Goal ▸ Go over the listing below line by line and tally those containing "GOJHL". Give only the tally.

Entries from a dataset ▸
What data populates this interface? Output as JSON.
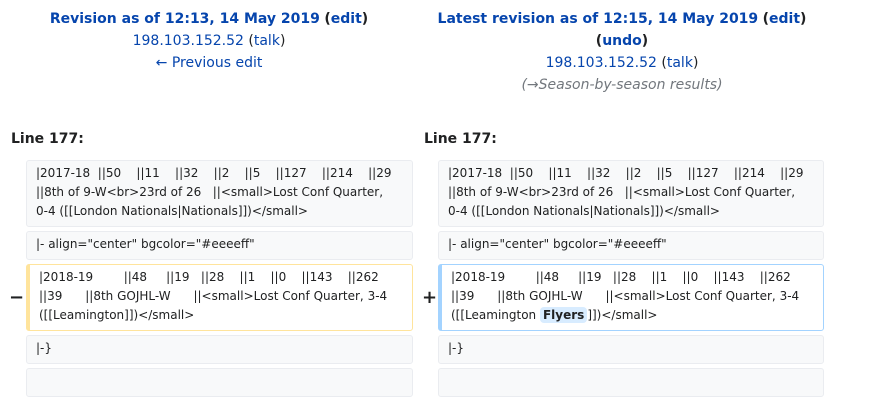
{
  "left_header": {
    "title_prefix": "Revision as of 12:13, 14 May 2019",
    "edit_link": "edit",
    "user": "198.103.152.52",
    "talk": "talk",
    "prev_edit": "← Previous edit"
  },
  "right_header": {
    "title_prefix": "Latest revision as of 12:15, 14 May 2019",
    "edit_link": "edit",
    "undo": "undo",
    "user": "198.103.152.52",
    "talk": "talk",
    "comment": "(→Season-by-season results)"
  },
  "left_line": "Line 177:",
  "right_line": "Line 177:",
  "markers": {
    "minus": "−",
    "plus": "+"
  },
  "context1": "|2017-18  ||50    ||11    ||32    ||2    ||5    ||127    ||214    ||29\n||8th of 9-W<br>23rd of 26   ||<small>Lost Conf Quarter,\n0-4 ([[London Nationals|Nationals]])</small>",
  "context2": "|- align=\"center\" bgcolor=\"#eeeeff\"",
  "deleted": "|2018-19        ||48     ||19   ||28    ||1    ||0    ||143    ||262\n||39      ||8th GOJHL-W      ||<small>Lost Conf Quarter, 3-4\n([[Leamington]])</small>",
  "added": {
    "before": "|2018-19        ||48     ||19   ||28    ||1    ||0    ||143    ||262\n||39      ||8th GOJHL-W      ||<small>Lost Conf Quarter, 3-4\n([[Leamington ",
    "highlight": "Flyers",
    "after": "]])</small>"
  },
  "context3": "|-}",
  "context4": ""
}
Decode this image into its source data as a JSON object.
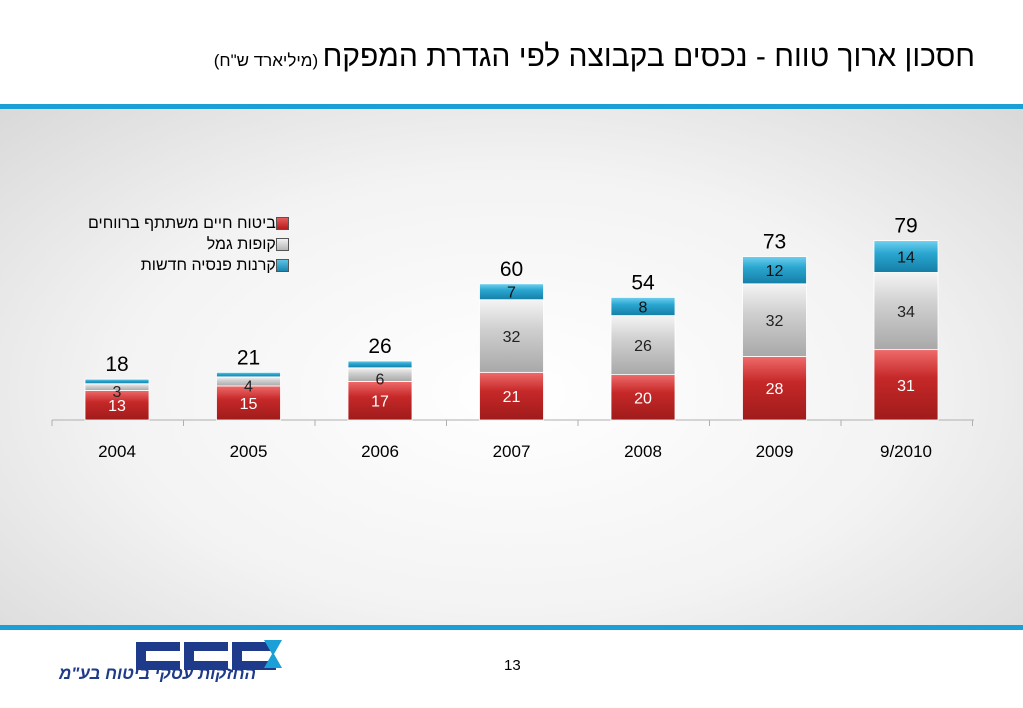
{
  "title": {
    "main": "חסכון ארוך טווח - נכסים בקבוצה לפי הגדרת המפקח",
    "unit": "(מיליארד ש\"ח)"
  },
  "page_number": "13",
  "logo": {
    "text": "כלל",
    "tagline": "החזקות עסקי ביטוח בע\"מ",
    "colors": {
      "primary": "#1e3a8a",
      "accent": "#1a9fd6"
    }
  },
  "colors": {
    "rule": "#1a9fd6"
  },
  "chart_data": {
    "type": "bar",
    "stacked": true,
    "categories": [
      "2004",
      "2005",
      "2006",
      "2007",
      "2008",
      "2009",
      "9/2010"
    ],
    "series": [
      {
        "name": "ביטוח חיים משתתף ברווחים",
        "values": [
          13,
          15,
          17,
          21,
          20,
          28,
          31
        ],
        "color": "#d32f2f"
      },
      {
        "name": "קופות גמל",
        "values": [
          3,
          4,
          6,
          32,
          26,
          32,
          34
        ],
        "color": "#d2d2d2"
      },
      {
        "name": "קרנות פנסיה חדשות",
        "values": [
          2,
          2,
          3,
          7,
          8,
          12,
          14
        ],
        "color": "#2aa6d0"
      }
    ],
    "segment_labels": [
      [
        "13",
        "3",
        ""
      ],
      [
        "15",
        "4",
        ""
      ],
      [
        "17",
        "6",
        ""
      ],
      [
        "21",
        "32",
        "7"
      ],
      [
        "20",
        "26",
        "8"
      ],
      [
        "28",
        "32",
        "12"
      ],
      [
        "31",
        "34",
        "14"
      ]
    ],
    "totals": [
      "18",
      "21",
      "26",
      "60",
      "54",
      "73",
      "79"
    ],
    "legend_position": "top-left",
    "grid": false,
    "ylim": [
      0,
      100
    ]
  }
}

==

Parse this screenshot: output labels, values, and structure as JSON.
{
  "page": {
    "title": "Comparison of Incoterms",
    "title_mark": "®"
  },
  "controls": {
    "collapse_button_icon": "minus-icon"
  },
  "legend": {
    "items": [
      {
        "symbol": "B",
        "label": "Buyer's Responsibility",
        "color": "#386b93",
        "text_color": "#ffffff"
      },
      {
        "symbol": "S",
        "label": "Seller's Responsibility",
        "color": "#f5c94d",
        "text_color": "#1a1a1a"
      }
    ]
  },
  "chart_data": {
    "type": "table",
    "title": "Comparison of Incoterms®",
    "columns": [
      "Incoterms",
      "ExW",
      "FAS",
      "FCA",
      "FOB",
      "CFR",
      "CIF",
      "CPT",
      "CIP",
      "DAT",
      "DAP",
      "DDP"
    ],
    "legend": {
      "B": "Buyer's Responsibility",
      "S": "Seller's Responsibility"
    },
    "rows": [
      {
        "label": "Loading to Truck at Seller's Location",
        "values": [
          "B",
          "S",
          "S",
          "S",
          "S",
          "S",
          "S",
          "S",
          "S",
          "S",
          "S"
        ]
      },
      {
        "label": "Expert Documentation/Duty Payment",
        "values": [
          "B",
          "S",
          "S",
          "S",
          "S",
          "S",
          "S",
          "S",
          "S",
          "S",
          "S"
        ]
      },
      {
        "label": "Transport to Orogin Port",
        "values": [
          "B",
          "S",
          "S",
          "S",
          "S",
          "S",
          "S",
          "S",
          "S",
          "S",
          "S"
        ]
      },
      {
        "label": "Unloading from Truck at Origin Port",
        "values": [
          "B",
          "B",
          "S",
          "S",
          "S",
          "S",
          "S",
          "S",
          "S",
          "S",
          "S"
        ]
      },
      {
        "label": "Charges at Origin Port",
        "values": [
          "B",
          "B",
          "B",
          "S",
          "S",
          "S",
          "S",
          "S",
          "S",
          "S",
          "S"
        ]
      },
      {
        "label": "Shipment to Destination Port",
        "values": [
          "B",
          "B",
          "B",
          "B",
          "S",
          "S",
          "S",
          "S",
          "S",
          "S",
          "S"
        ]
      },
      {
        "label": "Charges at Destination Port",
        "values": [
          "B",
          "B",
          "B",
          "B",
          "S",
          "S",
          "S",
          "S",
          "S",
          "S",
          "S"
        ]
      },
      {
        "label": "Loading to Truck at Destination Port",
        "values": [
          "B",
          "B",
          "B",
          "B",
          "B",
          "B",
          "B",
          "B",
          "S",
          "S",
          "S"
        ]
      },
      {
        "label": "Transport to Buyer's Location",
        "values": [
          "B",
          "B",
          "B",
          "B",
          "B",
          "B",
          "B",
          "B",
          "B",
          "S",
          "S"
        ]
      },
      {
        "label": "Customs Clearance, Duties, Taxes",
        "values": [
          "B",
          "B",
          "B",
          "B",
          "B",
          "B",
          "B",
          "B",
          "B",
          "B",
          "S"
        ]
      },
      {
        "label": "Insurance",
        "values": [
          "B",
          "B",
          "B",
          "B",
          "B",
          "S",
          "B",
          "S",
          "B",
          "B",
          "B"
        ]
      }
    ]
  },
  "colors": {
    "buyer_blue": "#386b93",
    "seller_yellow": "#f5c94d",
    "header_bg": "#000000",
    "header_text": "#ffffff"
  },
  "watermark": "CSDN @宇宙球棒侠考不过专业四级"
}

==

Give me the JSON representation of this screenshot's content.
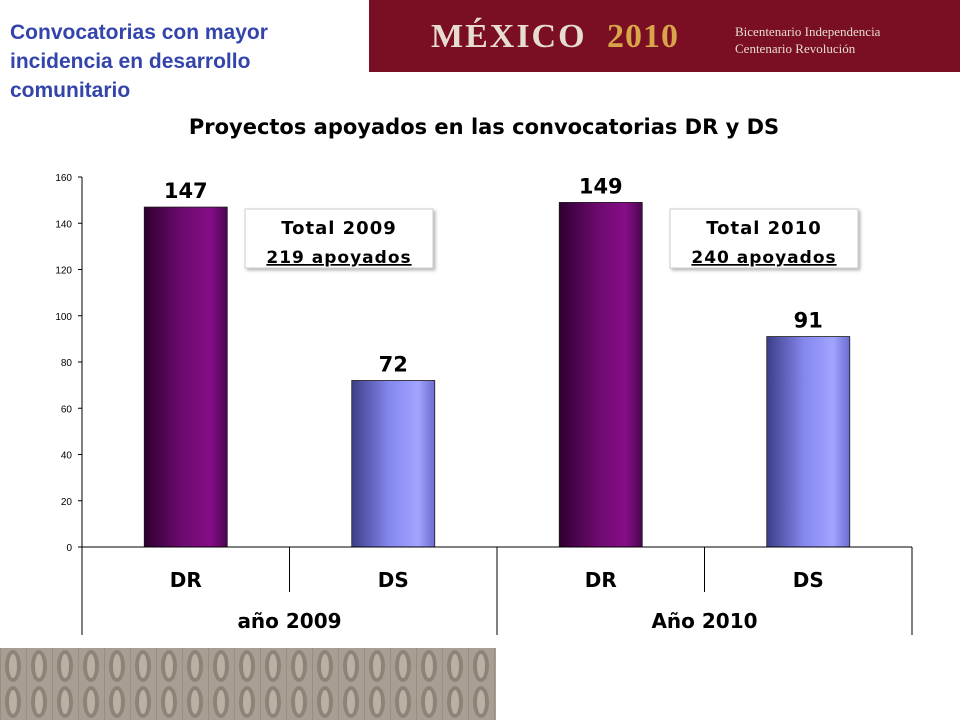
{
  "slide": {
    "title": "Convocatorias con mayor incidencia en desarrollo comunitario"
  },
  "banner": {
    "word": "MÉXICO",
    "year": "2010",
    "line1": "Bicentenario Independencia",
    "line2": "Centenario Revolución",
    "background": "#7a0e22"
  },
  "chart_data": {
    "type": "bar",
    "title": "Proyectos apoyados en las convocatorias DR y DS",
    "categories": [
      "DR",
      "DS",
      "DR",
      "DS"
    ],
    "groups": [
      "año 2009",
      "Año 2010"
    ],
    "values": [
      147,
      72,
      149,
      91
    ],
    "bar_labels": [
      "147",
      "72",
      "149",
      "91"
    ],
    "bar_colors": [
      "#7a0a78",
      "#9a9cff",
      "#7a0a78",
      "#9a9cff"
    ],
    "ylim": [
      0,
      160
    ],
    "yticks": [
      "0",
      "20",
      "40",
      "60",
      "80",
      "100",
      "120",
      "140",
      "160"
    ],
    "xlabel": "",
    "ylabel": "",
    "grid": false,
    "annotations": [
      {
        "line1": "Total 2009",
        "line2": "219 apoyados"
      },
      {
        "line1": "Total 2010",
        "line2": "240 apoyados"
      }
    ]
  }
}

Task solution ▸ 2